**TASK STATEMENT**
Pick out each line containing the string "structured".

--- BEGIN DATA FOR PROCESSING ---

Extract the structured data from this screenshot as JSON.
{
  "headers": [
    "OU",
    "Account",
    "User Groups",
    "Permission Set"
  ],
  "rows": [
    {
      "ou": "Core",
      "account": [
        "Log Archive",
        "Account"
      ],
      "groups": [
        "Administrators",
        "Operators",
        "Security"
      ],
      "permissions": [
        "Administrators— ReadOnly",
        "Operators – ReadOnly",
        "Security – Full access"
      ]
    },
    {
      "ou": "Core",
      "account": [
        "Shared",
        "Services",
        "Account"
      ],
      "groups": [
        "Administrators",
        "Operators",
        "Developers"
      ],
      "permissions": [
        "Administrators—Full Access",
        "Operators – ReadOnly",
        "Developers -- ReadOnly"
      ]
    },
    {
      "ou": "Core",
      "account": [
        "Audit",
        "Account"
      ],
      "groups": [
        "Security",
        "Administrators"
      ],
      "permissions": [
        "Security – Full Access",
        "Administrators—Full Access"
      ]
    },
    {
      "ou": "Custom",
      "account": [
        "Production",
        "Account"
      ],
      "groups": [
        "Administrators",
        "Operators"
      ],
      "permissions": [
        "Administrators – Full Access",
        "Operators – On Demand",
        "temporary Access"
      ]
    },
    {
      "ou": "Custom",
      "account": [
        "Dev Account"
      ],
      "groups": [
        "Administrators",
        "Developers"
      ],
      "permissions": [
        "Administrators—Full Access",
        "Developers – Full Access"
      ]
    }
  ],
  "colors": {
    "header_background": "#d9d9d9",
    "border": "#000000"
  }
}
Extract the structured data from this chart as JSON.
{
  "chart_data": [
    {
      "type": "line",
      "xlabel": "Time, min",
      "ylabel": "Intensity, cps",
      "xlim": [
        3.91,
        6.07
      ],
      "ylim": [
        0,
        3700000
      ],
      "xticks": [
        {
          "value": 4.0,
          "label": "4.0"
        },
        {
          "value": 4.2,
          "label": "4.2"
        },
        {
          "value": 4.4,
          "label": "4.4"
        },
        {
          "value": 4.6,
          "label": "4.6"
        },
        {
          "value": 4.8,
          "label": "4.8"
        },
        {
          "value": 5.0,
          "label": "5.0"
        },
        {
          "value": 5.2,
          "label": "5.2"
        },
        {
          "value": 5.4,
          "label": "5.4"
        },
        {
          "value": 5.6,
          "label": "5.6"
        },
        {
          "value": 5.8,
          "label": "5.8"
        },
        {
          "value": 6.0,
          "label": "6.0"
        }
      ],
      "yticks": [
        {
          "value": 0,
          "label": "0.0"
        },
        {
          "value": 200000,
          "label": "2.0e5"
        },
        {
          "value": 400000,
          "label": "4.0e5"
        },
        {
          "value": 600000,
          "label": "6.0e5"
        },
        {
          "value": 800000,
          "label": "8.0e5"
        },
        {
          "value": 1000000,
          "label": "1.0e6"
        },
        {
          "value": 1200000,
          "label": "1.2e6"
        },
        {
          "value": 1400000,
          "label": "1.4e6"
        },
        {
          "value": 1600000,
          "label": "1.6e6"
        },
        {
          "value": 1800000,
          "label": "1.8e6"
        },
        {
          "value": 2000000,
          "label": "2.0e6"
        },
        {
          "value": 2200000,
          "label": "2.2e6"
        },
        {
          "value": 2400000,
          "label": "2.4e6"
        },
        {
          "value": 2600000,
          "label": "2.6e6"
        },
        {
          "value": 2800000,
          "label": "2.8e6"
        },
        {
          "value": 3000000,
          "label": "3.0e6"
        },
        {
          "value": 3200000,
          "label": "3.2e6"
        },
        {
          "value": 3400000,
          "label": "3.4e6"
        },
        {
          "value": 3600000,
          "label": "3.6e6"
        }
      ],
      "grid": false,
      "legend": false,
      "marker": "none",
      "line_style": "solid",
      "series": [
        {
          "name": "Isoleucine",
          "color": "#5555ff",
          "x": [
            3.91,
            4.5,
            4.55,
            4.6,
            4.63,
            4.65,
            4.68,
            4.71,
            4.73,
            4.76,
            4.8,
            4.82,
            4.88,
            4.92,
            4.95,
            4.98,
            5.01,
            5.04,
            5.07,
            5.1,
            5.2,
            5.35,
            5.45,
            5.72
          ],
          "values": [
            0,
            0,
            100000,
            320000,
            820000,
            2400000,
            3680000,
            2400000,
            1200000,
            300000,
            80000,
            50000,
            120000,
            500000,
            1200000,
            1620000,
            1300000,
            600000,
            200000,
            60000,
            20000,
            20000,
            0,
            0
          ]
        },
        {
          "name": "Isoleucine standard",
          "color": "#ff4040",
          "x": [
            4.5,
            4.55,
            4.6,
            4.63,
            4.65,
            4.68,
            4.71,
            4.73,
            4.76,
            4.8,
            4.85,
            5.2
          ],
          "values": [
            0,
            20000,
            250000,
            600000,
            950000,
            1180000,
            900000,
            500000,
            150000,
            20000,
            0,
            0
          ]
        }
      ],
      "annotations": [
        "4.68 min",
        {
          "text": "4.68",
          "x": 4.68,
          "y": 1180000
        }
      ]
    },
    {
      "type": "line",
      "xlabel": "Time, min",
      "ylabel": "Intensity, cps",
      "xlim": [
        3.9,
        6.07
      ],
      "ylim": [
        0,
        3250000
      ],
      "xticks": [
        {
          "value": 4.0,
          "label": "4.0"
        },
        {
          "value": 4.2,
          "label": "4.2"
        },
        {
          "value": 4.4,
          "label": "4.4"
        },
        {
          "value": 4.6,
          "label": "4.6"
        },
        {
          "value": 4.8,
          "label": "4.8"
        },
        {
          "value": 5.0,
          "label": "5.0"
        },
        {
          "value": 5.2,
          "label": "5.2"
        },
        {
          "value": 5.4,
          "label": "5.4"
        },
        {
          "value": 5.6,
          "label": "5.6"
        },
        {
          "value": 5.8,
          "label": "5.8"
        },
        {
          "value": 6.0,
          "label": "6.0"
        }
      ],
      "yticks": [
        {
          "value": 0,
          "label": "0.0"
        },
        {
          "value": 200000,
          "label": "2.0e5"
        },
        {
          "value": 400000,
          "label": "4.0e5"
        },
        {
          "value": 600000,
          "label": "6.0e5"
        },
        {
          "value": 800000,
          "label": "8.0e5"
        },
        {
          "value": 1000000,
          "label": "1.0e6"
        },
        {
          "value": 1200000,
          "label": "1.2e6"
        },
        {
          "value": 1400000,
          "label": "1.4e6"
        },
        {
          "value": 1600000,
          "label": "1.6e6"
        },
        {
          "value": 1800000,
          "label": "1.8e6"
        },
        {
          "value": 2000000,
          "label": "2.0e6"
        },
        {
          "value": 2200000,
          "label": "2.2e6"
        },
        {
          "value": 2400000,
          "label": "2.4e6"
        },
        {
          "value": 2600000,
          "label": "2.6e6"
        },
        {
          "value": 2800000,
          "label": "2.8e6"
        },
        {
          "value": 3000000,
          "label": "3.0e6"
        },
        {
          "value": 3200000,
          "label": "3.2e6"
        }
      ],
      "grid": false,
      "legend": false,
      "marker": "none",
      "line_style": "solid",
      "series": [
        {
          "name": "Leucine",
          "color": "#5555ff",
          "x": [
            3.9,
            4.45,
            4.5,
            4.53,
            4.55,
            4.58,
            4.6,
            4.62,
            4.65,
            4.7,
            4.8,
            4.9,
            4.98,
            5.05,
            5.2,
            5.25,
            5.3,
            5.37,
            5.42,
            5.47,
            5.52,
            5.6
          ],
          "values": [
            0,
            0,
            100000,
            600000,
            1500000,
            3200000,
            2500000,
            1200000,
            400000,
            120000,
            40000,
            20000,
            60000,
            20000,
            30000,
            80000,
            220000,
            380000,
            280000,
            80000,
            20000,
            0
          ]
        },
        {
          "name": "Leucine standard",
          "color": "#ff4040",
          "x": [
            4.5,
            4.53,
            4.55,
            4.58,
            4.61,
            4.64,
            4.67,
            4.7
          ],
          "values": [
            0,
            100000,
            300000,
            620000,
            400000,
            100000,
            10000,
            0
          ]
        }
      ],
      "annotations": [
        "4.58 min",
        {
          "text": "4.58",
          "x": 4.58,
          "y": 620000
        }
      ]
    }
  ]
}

--- END DATA FOR PROCESSING ---

**TASK RESULT**
Extract the structured data from this screenshot as JSON.
Extract the structured data from this chart as JSON.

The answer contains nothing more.